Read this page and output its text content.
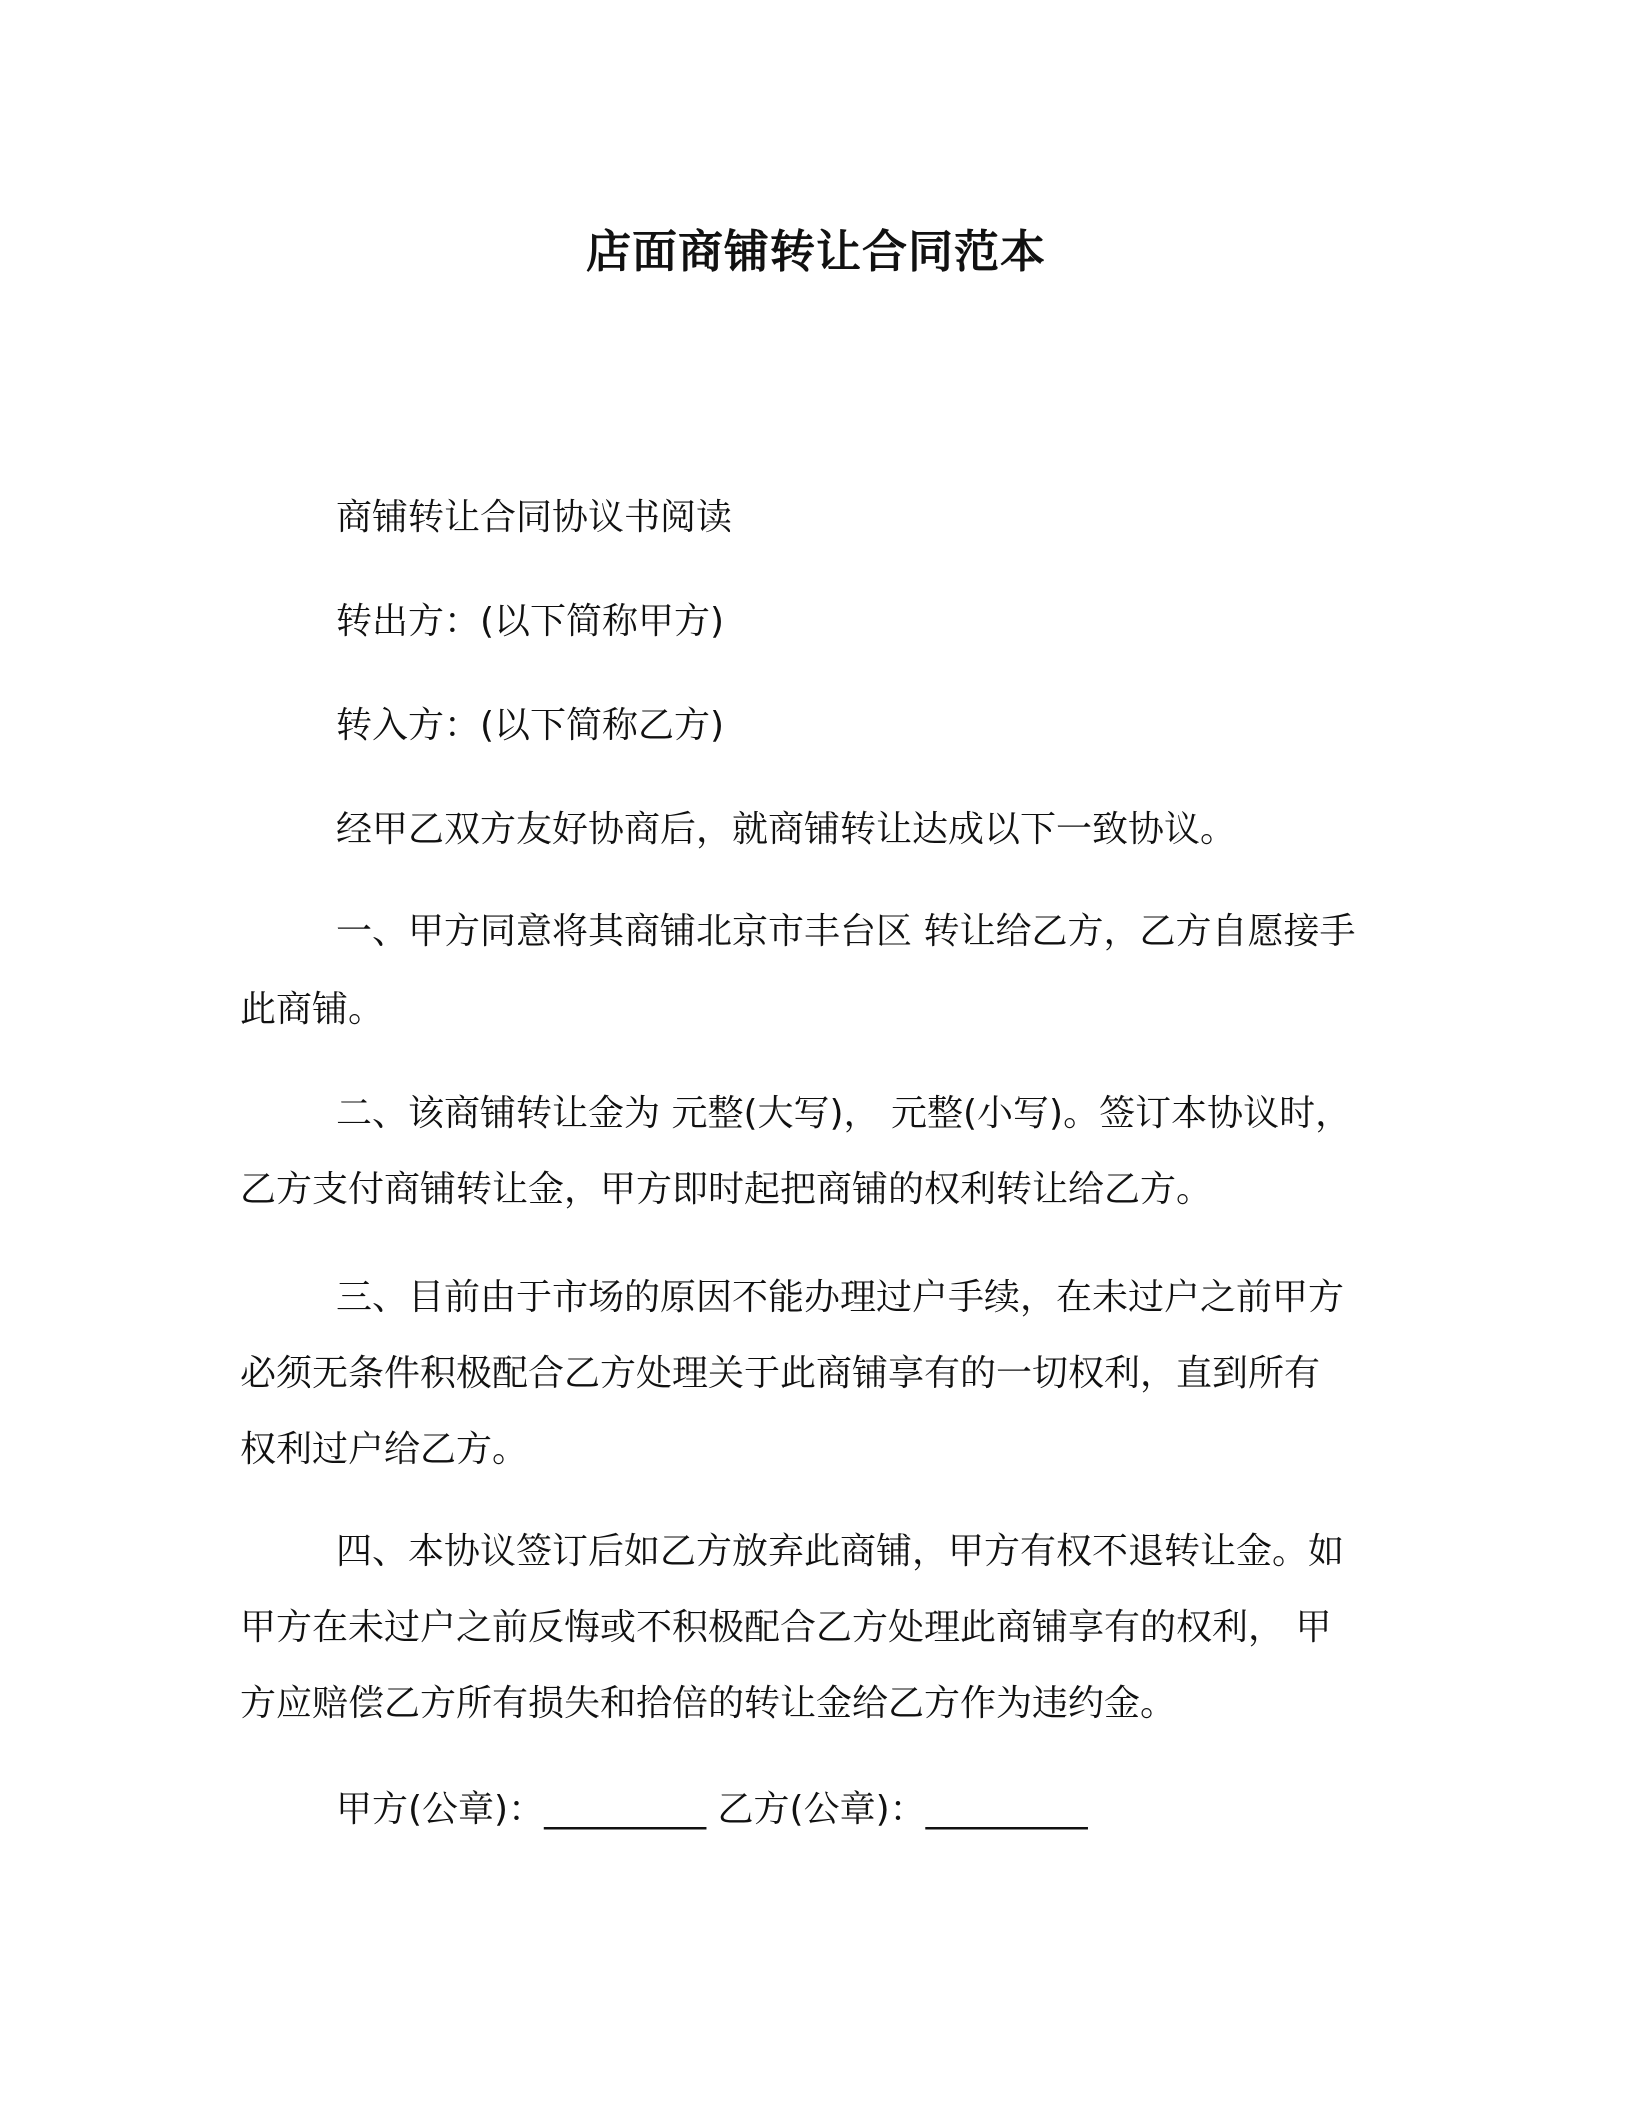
店面商铺转让合同范本
商铺转让合同协议书阅读
转出方：(以下简称甲方)
转入方：(以下简称乙方)
经甲乙双方友好协商后，就商铺转让达成以下一致协议。
一、甲方同意将其商铺北京市丰台区 转让给乙方，乙方自愿接手
此商铺。
二、该商铺转让金为 元整(大写)， 元整(小写)。签订本协议时，
乙方支付商铺转让金，甲方即时起把商铺的权利转让给乙方。
三、目前由于市场的原因不能办理过户手续，在未过户之前甲方
必须无条件积极配合乙方处理关于此商铺享有的一切权利，直到所有
权利过户给乙方。
四、本协议签订后如乙方放弃此商铺，甲方有权不退转让金。如
甲方在未过户之前反悔或不积极配合乙方处理此商铺享有的权利， 甲
方应赔偿乙方所有损失和拾倍的转让金给乙方作为违约金。
甲方(公章)：_________ 乙方(公章)：_________
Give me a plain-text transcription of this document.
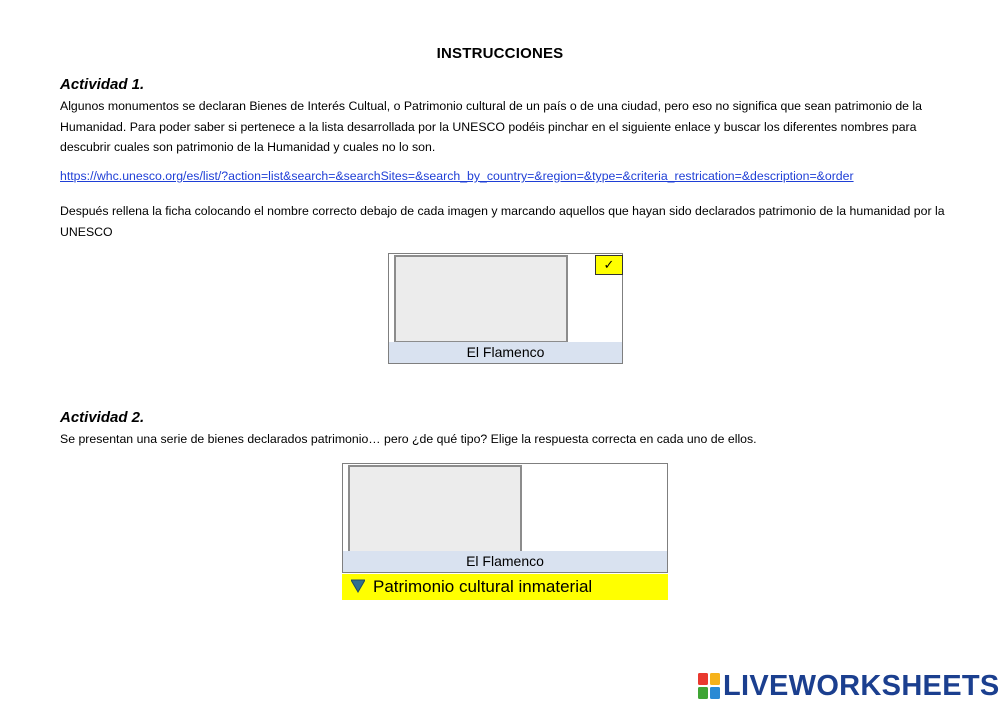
INSTRUCCIONES
Actividad 1.
Algunos monumentos se declaran Bienes de Interés Cultual, o Patrimonio cultural de un país o de una ciudad, pero eso no significa que sean patrimonio de la Humanidad. Para poder saber si pertenece a la lista desarrollada por la UNESCO podéis pinchar en el siguiente enlace y buscar los diferentes nombres para descubrir cuales son patrimonio de la Humanidad y cuales no lo son.
https://whc.unesco.org/es/list/?action=list&search=&searchSites=&search_by_country=&region=&type=&criteria_restrication=&description=&order
Después rellena la ficha colocando el nombre correcto debajo de cada imagen y marcando aquellos que hayan sido declarados patrimonio de la humanidad por la UNESCO
✓
El Flamenco
Actividad 2.
Se presentan una serie de bienes declarados patrimonio… pero ¿de qué tipo? Elige la respuesta correcta en cada uno de ellos.
El Flamenco
Patrimonio cultural inmaterial
LIVEWORKSHEETS
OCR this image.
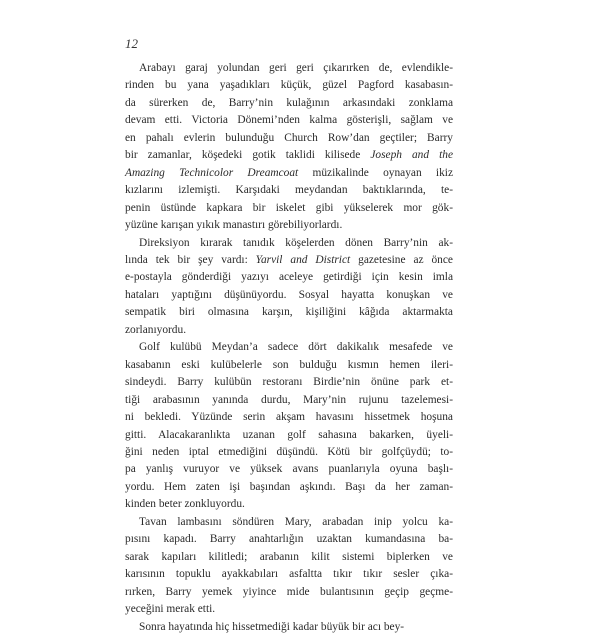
12
Arabayı garaj yolundan geri geri çıkarırken de, evlendikle-
rinden bu yana yaşadıkları küçük, güzel Pagford kasabasın-
da sürerken de, Barry’nin kulağının arkasındaki zonklama
devam etti. Victoria Dönemi’nden kalma gösterişli, sağlam ve
en pahalı evlerin bulunduğu Church Row’dan geçtiler; Barry
bir zamanlar, köşedeki gotik taklidi kilisede Joseph and the
Amazing Technicolor Dreamcoat müzikalinde oynayan ikiz
kızlarını izlemişti. Karşıdaki meydandan baktıklarında, te-
penin üstünde kapkara bir iskelet gibi yükselerek mor gök-
yüzüne karışan yıkık manastırı görebiliyorlardı.
Direksiyon kırarak tanıdık köşelerden dönen Barry’nin ak-
lında tek bir şey vardı: Yarvil and District gazetesine az önce
e-postayla gönderdiği yazıyı aceleye getirdiği için kesin imla
hataları yaptığını düşünüyordu. Sosyal hayatta konuşkan ve
sempatik biri olmasına karşın, kişiliğini kâğıda aktarmakta
zorlanıyordu.
Golf kulübü Meydan’a sadece dört dakikalık mesafede ve
kasabanın eski kulübelerle son bulduğu kısmın hemen ileri-
sindeydi. Barry kulübün restoranı Birdie’nin önüne park et-
tiği arabasının yanında durdu, Mary’nin rujunu tazelemesi-
ni bekledi. Yüzünde serin akşam havasını hissetmek hoşuna
gitti. Alacakaranlıkta uzanan golf sahasına bakarken, üyeli-
ğini neden iptal etmediğini düşündü. Kötü bir golfçüydü; to-
pa yanlış vuruyor ve yüksek avans puanlarıyla oyuna başlı-
yordu. Hem zaten işi başından aşkındı. Başı da her zaman-
kinden beter zonkluyordu.
Tavan lambasını söndüren Mary, arabadan inip yolcu ka-
pısını kapadı. Barry anahtarlığın uzaktan kumandasına ba-
sarak kapıları kilitledi; arabanın kilit sistemi biplerken ve
karısının topuklu ayakkabıları asfaltta tıkır tıkır sesler çıka-
rırken, Barry yemek yiyince mide bulantısının geçip geçme-
yeceğini merak etti.
Sonra hayatında hiç hissetmediği kadar büyük bir acı bey-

· · · ·

EXERCISE GOAL – Repeat the records above exactly, leaving out the pictures.

ANSWER FOR THE TASK –
Read this page and output its text content.
店面商铺转让合同范本
商铺转让合同协议书阅读
转出方：(以下简称甲方)
转入方：(以下简称乙方)
经甲乙双方友好协商后，就商铺转让达成以下一致协议。
一、甲方同意将其商铺北京市丰台区 转让给乙方，乙方自愿接手
此商铺。
二、该商铺转让金为 元整(大写)， 元整(小写)。签订本协议时，
乙方支付商铺转让金，甲方即时起把商铺的权利转让给乙方。
三、目前由于市场的原因不能办理过户手续，在未过户之前甲方
必须无条件积极配合乙方处理关于此商铺享有的一切权利，直到所有
权利过户给乙方。
四、本协议签订后如乙方放弃此商铺，甲方有权不退转让金。如
甲方在未过户之前反悔或不积极配合乙方处理此商铺享有的权利， 甲
方应赔偿乙方所有损失和拾倍的转让金给乙方作为违约金。
甲方(公章)：_________ 乙方(公章)：_________
Give me a plain-text transcription of this document.
INSTRUCCIONES
Actividad 1.
Algunos monumentos se declaran Bienes de Interés Cultual, o Patrimonio cultural de un país o de una ciudad, pero eso no significa que sean patrimonio de la Humanidad. Para poder saber si pertenece a la lista desarrollada por la UNESCO podéis pinchar en el siguiente enlace y buscar los diferentes nombres para descubrir cuales son patrimonio de la Humanidad y cuales no lo son.
https://whc.unesco.org/es/list/?action=list&search=&searchSites=&search_by_country=&region=&type=&criteria_restrication=&description=&order
Después rellena la ficha colocando el nombre correcto debajo de cada imagen y marcando aquellos que hayan sido declarados patrimonio de la humanidad por la UNESCO
✓
El Flamenco
Actividad 2.
Se presentan una serie de bienes declarados patrimonio… pero ¿de qué tipo? Elige la respuesta correcta en cada uno de ellos.
El Flamenco
Patrimonio cultural inmaterial
LIVEWORKSHEETS
OCR this image.
12
Arabayı garaj yolundan geri geri çıkarırken de, evlendikle-
rinden bu yana yaşadıkları küçük, güzel Pagford kasabasın-
da sürerken de, Barry’nin kulağının arkasındaki zonklama
devam etti. Victoria Dönemi’nden kalma gösterişli, sağlam ve
en pahalı evlerin bulunduğu Church Row’dan geçtiler; Barry
bir zamanlar, köşedeki gotik taklidi kilisede Joseph and the
Amazing Technicolor Dreamcoat müzikalinde oynayan ikiz
kızlarını izlemişti. Karşıdaki meydandan baktıklarında, te-
penin üstünde kapkara bir iskelet gibi yükselerek mor gök-
yüzüne karışan yıkık manastırı görebiliyorlardı.
Direksiyon kırarak tanıdık köşelerden dönen Barry’nin ak-
lında tek bir şey vardı: Yarvil and District gazetesine az önce
e-postayla gönderdiği yazıyı aceleye getirdiği için kesin imla
hataları yaptığını düşünüyordu. Sosyal hayatta konuşkan ve
sempatik biri olmasına karşın, kişiliğini kâğıda aktarmakta
zorlanıyordu.
Golf kulübü Meydan’a sadece dört dakikalık mesafede ve
kasabanın eski kulübelerle son bulduğu kısmın hemen ileri-
sindeydi. Barry kulübün restoranı Birdie’nin önüne park et-
tiği arabasının yanında durdu, Mary’nin rujunu tazelemesi-
ni bekledi. Yüzünde serin akşam havasını hissetmek hoşuna
gitti. Alacakaranlıkta uzanan golf sahasına bakarken, üyeli-
ğini neden iptal etmediğini düşündü. Kötü bir golfçüydü; to-
pa yanlış vuruyor ve yüksek avans puanlarıyla oyuna başlı-
yordu. Hem zaten işi başından aşkındı. Başı da her zaman-
kinden beter zonkluyordu.
Tavan lambasını söndüren Mary, arabadan inip yolcu ka-
pısını kapadı. Barry anahtarlığın uzaktan kumandasına ba-
sarak kapıları kilitledi; arabanın kilit sistemi biplerken ve
karısının topuklu ayakkabıları asfaltta tıkır tıkır sesler çıka-
rırken, Barry yemek yiyince mide bulantısının geçip geçme-
yeceğini merak etti.
Sonra hayatında hiç hissetmediği kadar büyük bir acı bey-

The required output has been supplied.